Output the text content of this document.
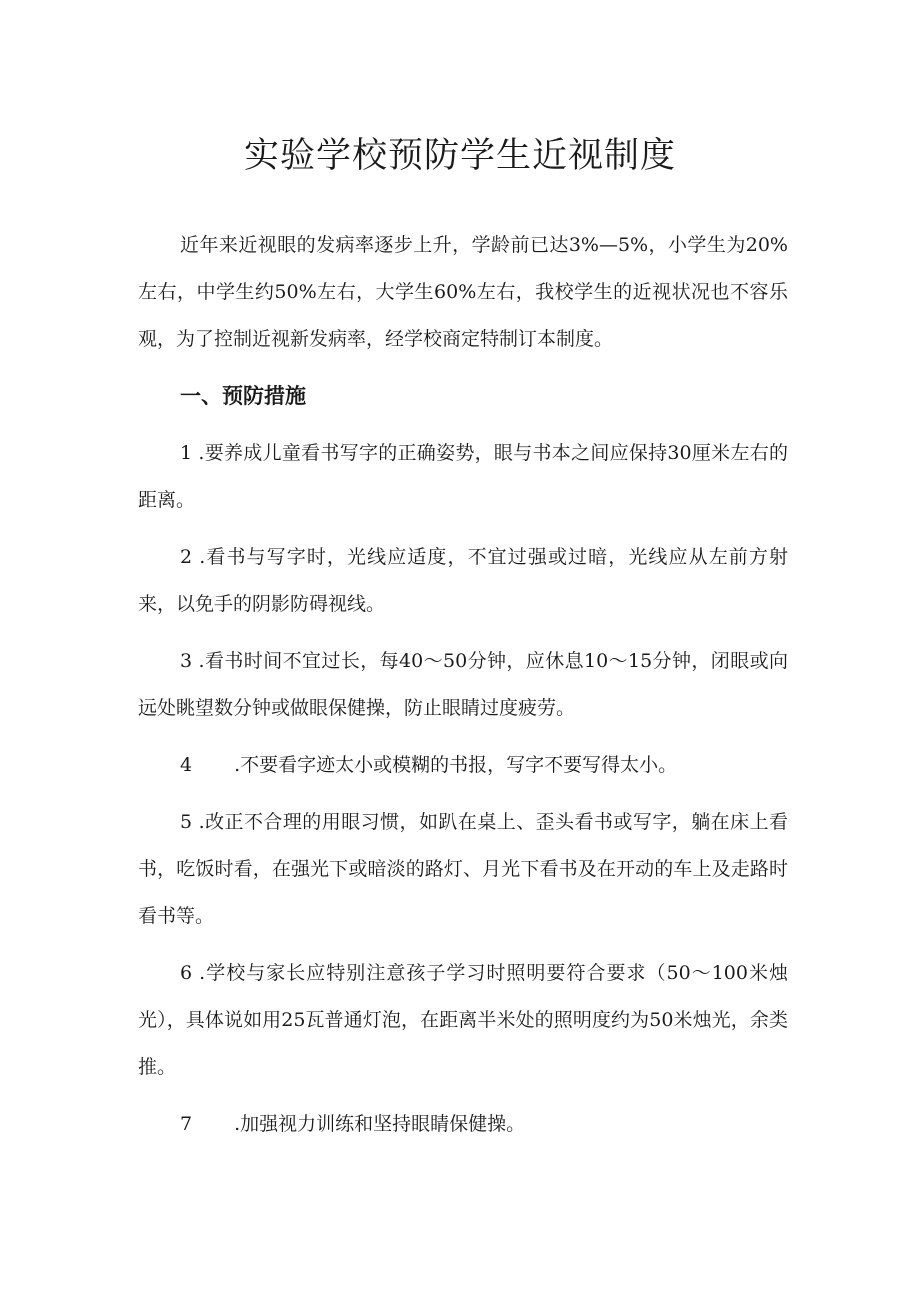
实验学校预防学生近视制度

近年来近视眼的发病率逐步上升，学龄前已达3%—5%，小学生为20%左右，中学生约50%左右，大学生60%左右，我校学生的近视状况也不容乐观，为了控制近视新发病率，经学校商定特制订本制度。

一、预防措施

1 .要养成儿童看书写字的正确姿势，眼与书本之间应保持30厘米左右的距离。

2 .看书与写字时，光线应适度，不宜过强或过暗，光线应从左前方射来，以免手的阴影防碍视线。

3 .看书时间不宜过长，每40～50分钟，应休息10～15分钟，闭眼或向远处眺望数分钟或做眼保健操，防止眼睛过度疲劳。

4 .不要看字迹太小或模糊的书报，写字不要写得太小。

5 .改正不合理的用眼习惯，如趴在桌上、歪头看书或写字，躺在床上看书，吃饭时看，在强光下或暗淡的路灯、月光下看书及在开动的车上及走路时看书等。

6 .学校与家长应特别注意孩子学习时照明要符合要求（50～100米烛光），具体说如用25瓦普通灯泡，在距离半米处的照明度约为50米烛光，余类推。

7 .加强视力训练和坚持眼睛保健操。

******************************

Transcribe every line in the entries above, taking out only the images.

Output the text content of this document.
实验学校预防学生近视制度

近年来近视眼的发病率逐步上升，学龄前已达3%—5%，小学生为20%左右，中学生约50%左右，大学生60%左右，我校学生的近视状况也不容乐观，为了控制近视新发病率，经学校商定特制订本制度。

一、预防措施

1 .要养成儿童看书写字的正确姿势，眼与书本之间应保持30厘米左右的距离。

2 .看书与写字时，光线应适度，不宜过强或过暗，光线应从左前方射来，以免手的阴影防碍视线。

3 .看书时间不宜过长，每40～50分钟，应休息10～15分钟，闭眼或向远处眺望数分钟或做眼保健操，防止眼睛过度疲劳。

4 .不要看字迹太小或模糊的书报，写字不要写得太小。

5 .改正不合理的用眼习惯，如趴在桌上、歪头看书或写字，躺在床上看书，吃饭时看，在强光下或暗淡的路灯、月光下看书及在开动的车上及走路时看书等。

6 .学校与家长应特别注意孩子学习时照明要符合要求（50～100米烛光），具体说如用25瓦普通灯泡，在距离半米处的照明度约为50米烛光，余类推。

7 .加强视力训练和坚持眼睛保健操。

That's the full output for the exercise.